Filter the entries that follow, copying every line in which the word "name" appears.

==== RECORD EXCERPTS ====

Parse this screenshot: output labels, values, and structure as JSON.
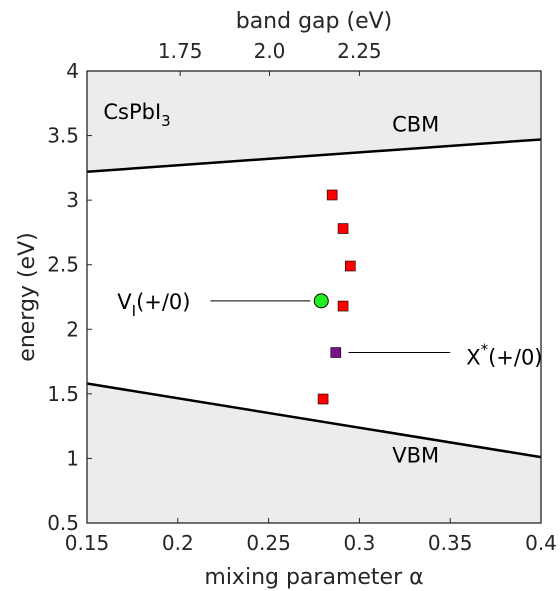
{
  "chart_data": {
    "type": "scatter",
    "title": "",
    "xlabel": "mixing parameter α",
    "ylabel": "energy (eV)",
    "x2label": "band gap (eV)",
    "xlim": [
      0.15,
      0.4
    ],
    "ylim": [
      0.5,
      4
    ],
    "x_ticks": [
      0.15,
      0.2,
      0.25,
      0.3,
      0.35,
      0.4
    ],
    "x_tick_labels": [
      "0.15",
      "0.2",
      "0.25",
      "0.3",
      "0.35",
      "0.4"
    ],
    "y_ticks": [
      0.5,
      1,
      1.5,
      2,
      2.5,
      3,
      3.5,
      4
    ],
    "y_tick_labels": [
      "0.5",
      "1",
      "1.5",
      "2",
      "2.5",
      "3",
      "3.5",
      "4"
    ],
    "x2_ticks": [
      {
        "label": "1.75",
        "alpha": 0.2013
      },
      {
        "label": "2.0",
        "alpha": 0.2505
      },
      {
        "label": "2.25",
        "alpha": 0.3
      }
    ],
    "grid": false,
    "colors": {
      "band_fill": "#ececec",
      "band_edge": "#000000",
      "defect_red": "#ff0000",
      "vacancy_green": "#22ee22",
      "interstitial_purple": "#7a0f8c"
    },
    "lines": [
      {
        "name": "CBM",
        "x": [
          0.15,
          0.4
        ],
        "y": [
          3.22,
          3.47
        ]
      },
      {
        "name": "VBM",
        "x": [
          0.15,
          0.4
        ],
        "y": [
          1.58,
          1.01
        ]
      }
    ],
    "shaded_regions": [
      {
        "name": "conduction band",
        "above": "CBM",
        "to": 4
      },
      {
        "name": "valence band",
        "below": "VBM",
        "to": 0.5
      }
    ],
    "series": [
      {
        "marker": "square",
        "color": "#ff0000",
        "points": [
          {
            "x": 0.285,
            "y": 3.04
          },
          {
            "x": 0.291,
            "y": 2.78
          },
          {
            "x": 0.295,
            "y": 2.49
          },
          {
            "x": 0.291,
            "y": 2.18
          },
          {
            "x": 0.28,
            "y": 1.46
          }
        ]
      },
      {
        "marker": "circle",
        "color": "#22ee22",
        "points": [
          {
            "x": 0.279,
            "y": 2.22
          }
        ]
      },
      {
        "marker": "square",
        "color": "#7a0f8c",
        "points": [
          {
            "x": 0.287,
            "y": 1.82
          }
        ]
      }
    ],
    "annotations": [
      {
        "id": "material",
        "main": "CsPbI",
        "sub": "3"
      },
      {
        "id": "cbm",
        "text": "CBM"
      },
      {
        "id": "vbm",
        "text": "VBM"
      },
      {
        "id": "vacancy",
        "main": "V",
        "sub": "I",
        "rest": "(+/0)",
        "leader_x": [
          0.218,
          0.273
        ],
        "leader_y": 2.22
      },
      {
        "id": "interstitial",
        "main": "X",
        "sup": "*",
        "rest": "(+/0)",
        "leader_x": [
          0.294,
          0.35
        ],
        "leader_y": 1.82
      }
    ]
  }
}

====

*RESULT FOR THIS TASK*.
        "name": "CBM",
        "name": "VBM",
        "name": "conduction band",
        "name": "valence band",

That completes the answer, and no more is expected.